Written exercise -
Please copy every line of the records below that holds the word "hardly".

Stored records -
════════════════

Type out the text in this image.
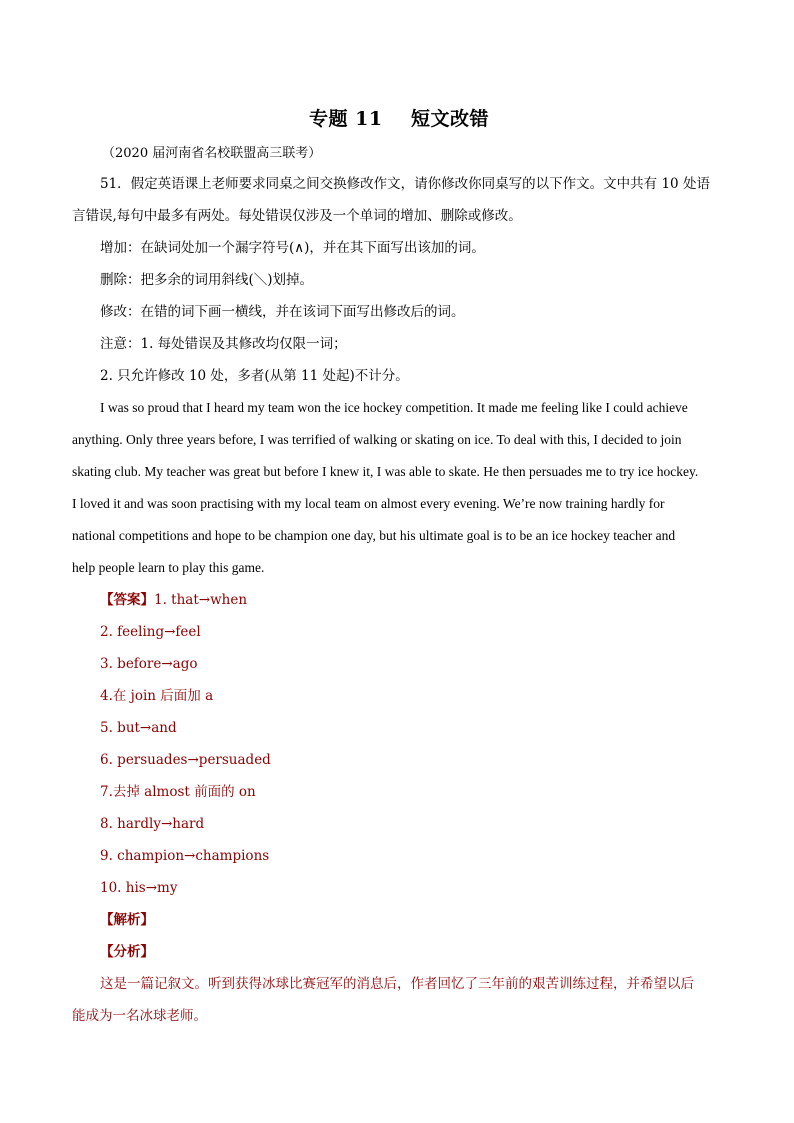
专题 11    短文改错
（2020 届河南省名校联盟高三联考）
51．假定英语课上老师要求同桌之间交换修改作文，请你修改你同桌写的以下作文。文中共有 10 处语
言错误,每句中最多有两处。每处错误仅涉及一个单词的增加、删除或修改。
增加：在缺词处加一个漏字符号(∧)，并在其下面写出该加的词。
删除：把多余的词用斜线(＼)划掉。
修改：在错的词下画一横线，并在该词下面写出修改后的词。
注意：1. 每处错误及其修改均仅限一词；
2. 只允许修改 10 处，多者(从第 11 处起)不计分。
I was so proud that I heard my team won the ice hockey competition. It made me feeling like I could achieve
anything. Only three years before, I was terrified of walking or skating on ice. To deal with this, I decided to join
skating club. My teacher was great but before I knew it, I was able to skate. He then persuades me to try ice hockey.
I loved it and was soon practising with my local team on almost every evening. We’re now training hardly for
national competitions and hope to be champion one day, but his ultimate goal is to be an ice hockey teacher and
help people learn to play this game.
【答案】1. that→when
2. feeling→feel
3. before→ago
4.在 join 后面加 a
5. but→and
6. persuades→persuaded
7.去掉 almost 前面的 on
8. hardly→hard
9. champion→champions
10. his→my
【解析】
【分析】
这是一篇记叙文。听到获得冰球比赛冠军的消息后，作者回忆了三年前的艰苦训练过程，并希望以后
能成为一名冰球老师。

════════════════

Solution to the exercise -
I loved it and was soon practising with my local team on almost every evening. We’re now training hardly for
8. hardly→hard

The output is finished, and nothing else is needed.